*What is asked*. Look through the records below and collect all lines that hold the string "this".

# Start of Provided information

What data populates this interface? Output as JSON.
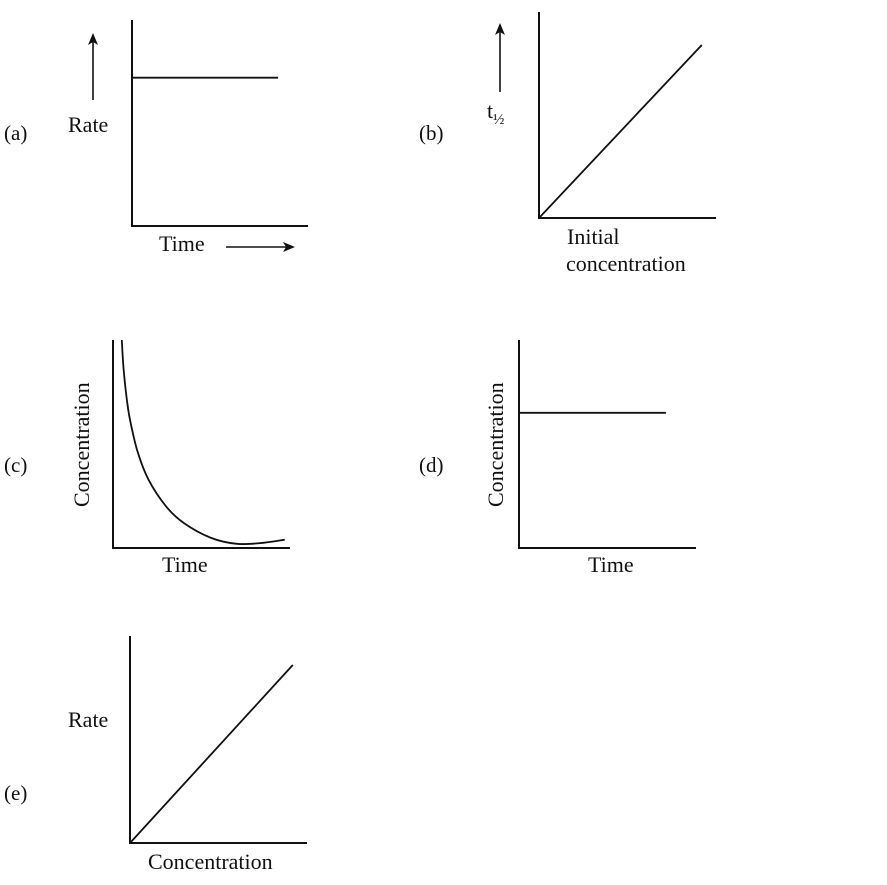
{
  "colors": {
    "background": "#ffffff",
    "ink": "#111111"
  },
  "chart_data": [
    {
      "panel_label": "(a)",
      "type": "line",
      "xlabel": "Time",
      "ylabel": "Rate",
      "xlim": [
        0,
        1
      ],
      "ylim": [
        0,
        1
      ],
      "x": [
        0,
        0.83
      ],
      "values": [
        0.72,
        0.72
      ],
      "grid": false,
      "axis_arrows": [
        "x",
        "y"
      ]
    },
    {
      "panel_label": "(b)",
      "type": "line",
      "xlabel": "Initial concentration",
      "xlabel_lines": [
        "Initial",
        "concentration"
      ],
      "ylabel": "t½",
      "ylabel_main": "t",
      "ylabel_sub": "½",
      "xlim": [
        0,
        1
      ],
      "ylim": [
        0,
        1
      ],
      "x": [
        0,
        0.92
      ],
      "values": [
        0,
        0.84
      ],
      "grid": false,
      "axis_arrows": [
        "y"
      ]
    },
    {
      "panel_label": "(c)",
      "type": "line",
      "xlabel": "Time",
      "ylabel": "Concentration",
      "xlim": [
        0,
        1
      ],
      "ylim": [
        0,
        1
      ],
      "curve": "exponential-decay",
      "x": [
        0.05,
        0.06,
        0.08,
        0.1,
        0.14,
        0.2,
        0.3,
        0.4,
        0.55,
        0.7,
        0.85,
        0.97
      ],
      "values": [
        1.0,
        0.86,
        0.7,
        0.6,
        0.46,
        0.33,
        0.2,
        0.12,
        0.05,
        0.02,
        0.025,
        0.04
      ],
      "grid": false
    },
    {
      "panel_label": "(d)",
      "type": "line",
      "xlabel": "Time",
      "ylabel": "Concentration",
      "xlim": [
        0,
        1
      ],
      "ylim": [
        0,
        1
      ],
      "x": [
        0,
        0.83
      ],
      "values": [
        0.65,
        0.65
      ],
      "grid": false
    },
    {
      "panel_label": "(e)",
      "type": "line",
      "xlabel": "Concentration",
      "ylabel": "Rate",
      "xlim": [
        0,
        1
      ],
      "ylim": [
        0,
        1
      ],
      "x": [
        0,
        0.92
      ],
      "values": [
        0,
        0.86
      ],
      "grid": false
    }
  ]
}
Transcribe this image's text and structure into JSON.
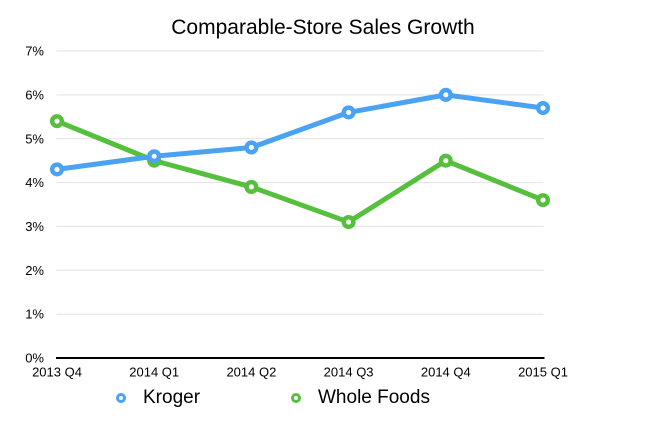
{
  "chart_data": {
    "type": "line",
    "title": "Comparable-Store Sales Growth",
    "categories": [
      "2013 Q4",
      "2014 Q1",
      "2014 Q2",
      "2014 Q3",
      "2014 Q4",
      "2015 Q1"
    ],
    "series": [
      {
        "name": "Kroger",
        "color": "#4AA3F2",
        "values": [
          4.3,
          4.6,
          4.8,
          5.6,
          6.0,
          5.7
        ]
      },
      {
        "name": "Whole Foods",
        "color": "#56BF3D",
        "values": [
          5.4,
          4.5,
          3.9,
          3.1,
          4.5,
          3.6
        ]
      }
    ],
    "ylim": [
      0,
      7
    ],
    "ytick_labels": [
      "0%",
      "1%",
      "2%",
      "3%",
      "4%",
      "5%",
      "6%",
      "7%"
    ],
    "grid": true,
    "legend_position": "bottom",
    "gridline_color": "#E2E2E2",
    "axis_line_color": "#000000",
    "text_color": "#000000",
    "marker_style": "open-circle"
  }
}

# End of Provided information

*Task result*.
What data populates this interface? Output as JSON.
Transcribe this image's text and structure into JSON.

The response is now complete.